** Begin EXERCISE DATA **
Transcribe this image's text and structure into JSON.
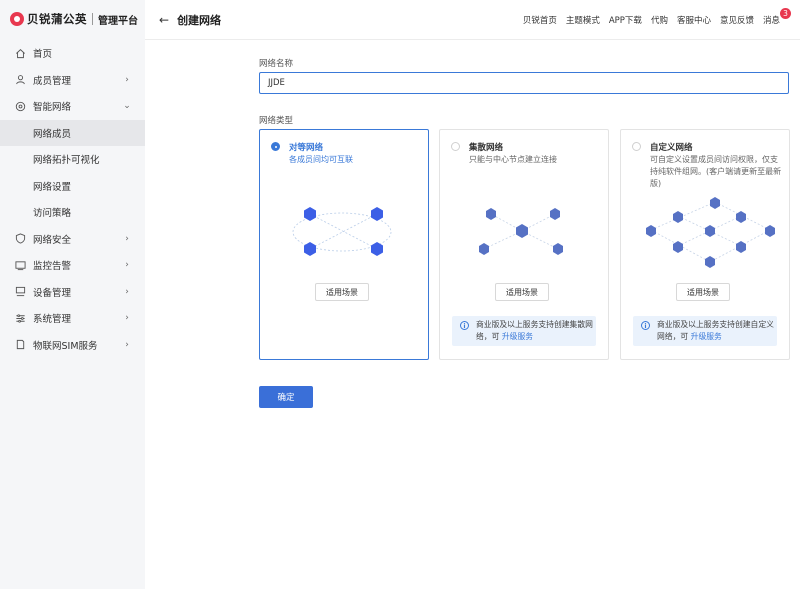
{
  "brand": {
    "name": "贝锐蒲公英",
    "sub": "管理平台",
    "color": "#e8384f"
  },
  "sidebar": {
    "items": [
      {
        "label": "首页",
        "icon": "home-icon",
        "chevron": ""
      },
      {
        "label": "成员管理",
        "icon": "user-icon",
        "chevron": "›"
      },
      {
        "label": "智能网络",
        "icon": "network-icon",
        "chevron": "⌄"
      },
      {
        "label": "网络安全",
        "icon": "shield-icon",
        "chevron": "›"
      },
      {
        "label": "监控告警",
        "icon": "monitor-icon",
        "chevron": "›"
      },
      {
        "label": "设备管理",
        "icon": "device-icon",
        "chevron": "›"
      },
      {
        "label": "系统管理",
        "icon": "settings-icon",
        "chevron": "›"
      },
      {
        "label": "物联网SIM服务",
        "icon": "sim-icon",
        "chevron": "›"
      }
    ],
    "sub_items": [
      "网络成员",
      "网络拓扑可视化",
      "网络设置",
      "访问策略"
    ],
    "active_sub": "网络成员"
  },
  "topbar": {
    "back_icon": "arrow-left-icon",
    "title": "创建网络",
    "links": [
      "贝锐首页",
      "主题模式",
      "APP下载",
      "代购",
      "客服中心",
      "意见反馈"
    ],
    "messages_label": "消息",
    "messages_count": "3"
  },
  "form": {
    "name_label": "网络名称",
    "name_value": "JJDE",
    "type_label": "网络类型",
    "cards": [
      {
        "title": "对等网络",
        "desc": "各成员间均可互联",
        "scene_button": "适用场景",
        "selected": true,
        "notice": "",
        "notice_link": ""
      },
      {
        "title": "集散网络",
        "desc": "只能与中心节点建立连接",
        "scene_button": "适用场景",
        "selected": false,
        "notice": "商业版及以上服务支持创建集散网络，可",
        "notice_link": "升级服务"
      },
      {
        "title": "自定义网络",
        "desc": "可自定义设置成员间访问权限，仅支持纯软件组网。(客户端请更新至最新版)",
        "scene_button": "适用场景",
        "selected": false,
        "notice": "商业版及以上服务支持创建自定义网络，可",
        "notice_link": "升级服务"
      }
    ],
    "confirm_label": "确定",
    "accent_color": "#3a79d8"
  }
}
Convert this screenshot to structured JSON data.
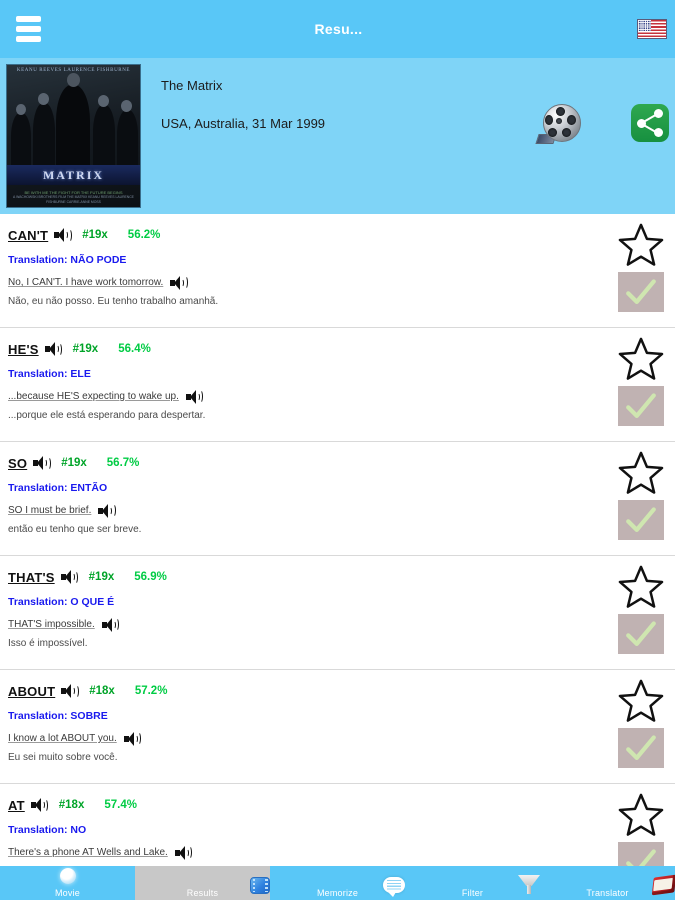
{
  "header": {
    "menu_icon": "hamburger-icon",
    "title": "Resu...",
    "flag_icon": "us-flag-icon"
  },
  "movie": {
    "poster_title": "MATRIX",
    "poster_cast": "KEANU REEVES     LAURENCE FISHBURNE",
    "poster_credits": "A WACHOWSKI BROTHERS FILM  THE MATRIX  KEANU REEVES LAURENCE FISHBURNE CARRIE-ANNE MOSS",
    "poster_tagline": "BE WITH ME THE FIGHT FOR THE FUTURE BEGINS",
    "title": "The Matrix",
    "subtitle": "USA, Australia, 31 Mar 1999",
    "reel_icon": "film-reel-icon",
    "share_icon": "share-icon"
  },
  "rows": [
    {
      "word": "CAN'T",
      "count": "#19x",
      "pct": "56.2%",
      "translation": "Translation: NÃO PODE",
      "example_en": "No, I CAN'T. I have work tomorrow.",
      "example_pt": "Não, eu não posso. Eu tenho trabalho amanhã.",
      "star_icon": "star-outline-icon",
      "check_icon": "check-icon"
    },
    {
      "word": "HE'S",
      "count": "#19x",
      "pct": "56.4%",
      "translation": "Translation: ELE",
      "example_en": "...because HE'S expecting to wake up.",
      "example_pt": "...porque ele está esperando para despertar.",
      "star_icon": "star-outline-icon",
      "check_icon": "check-icon"
    },
    {
      "word": "SO",
      "count": "#19x",
      "pct": "56.7%",
      "translation": "Translation: ENTÃO",
      "example_en": "SO I must be brief.",
      "example_pt": "então eu tenho que ser breve.",
      "star_icon": "star-outline-icon",
      "check_icon": "check-icon"
    },
    {
      "word": "THAT'S",
      "count": "#19x",
      "pct": "56.9%",
      "translation": "Translation: O QUE É",
      "example_en": "THAT'S impossible.",
      "example_pt": "Isso é impossível.",
      "star_icon": "star-outline-icon",
      "check_icon": "check-icon"
    },
    {
      "word": "ABOUT",
      "count": "#18x",
      "pct": "57.2%",
      "translation": "Translation: SOBRE",
      "example_en": "I know a lot ABOUT you.",
      "example_pt": "Eu sei muito sobre você.",
      "star_icon": "star-outline-icon",
      "check_icon": "check-icon"
    },
    {
      "word": "AT",
      "count": "#18x",
      "pct": "57.4%",
      "translation": "Translation: NO",
      "example_en": "There's a phone AT Wells and Lake.",
      "example_pt": "",
      "star_icon": "star-outline-icon",
      "check_icon": "check-icon"
    }
  ],
  "nav": {
    "items": [
      {
        "label": "Movie",
        "icon": "movie-icon",
        "active": false
      },
      {
        "label": "Results",
        "icon": "results-icon",
        "active": true
      },
      {
        "label": "Memorize",
        "icon": "memorize-icon",
        "active": false
      },
      {
        "label": "Filter",
        "icon": "filter-icon",
        "active": false
      },
      {
        "label": "Translator",
        "icon": "translator-icon",
        "active": false
      }
    ]
  },
  "colors": {
    "header_bg": "#59c7f7",
    "movie_panel_bg": "#7fd4f7",
    "count_green": "#00a428",
    "pct_green": "#00cc44",
    "translation_blue": "#1a1aee",
    "check_bg": "#c0b2b2",
    "check_green": "#cfe6b0",
    "share_green": "#179040",
    "nav_active_bg": "#c8c8c8"
  }
}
** End EXERCISE DATA **
WRITTEN TASK:
Copy each line holding the word "ABOUT" from the listing above.

SOLUTION:
      "word": "ABOUT",
      "example_en": "I know a lot ABOUT you.",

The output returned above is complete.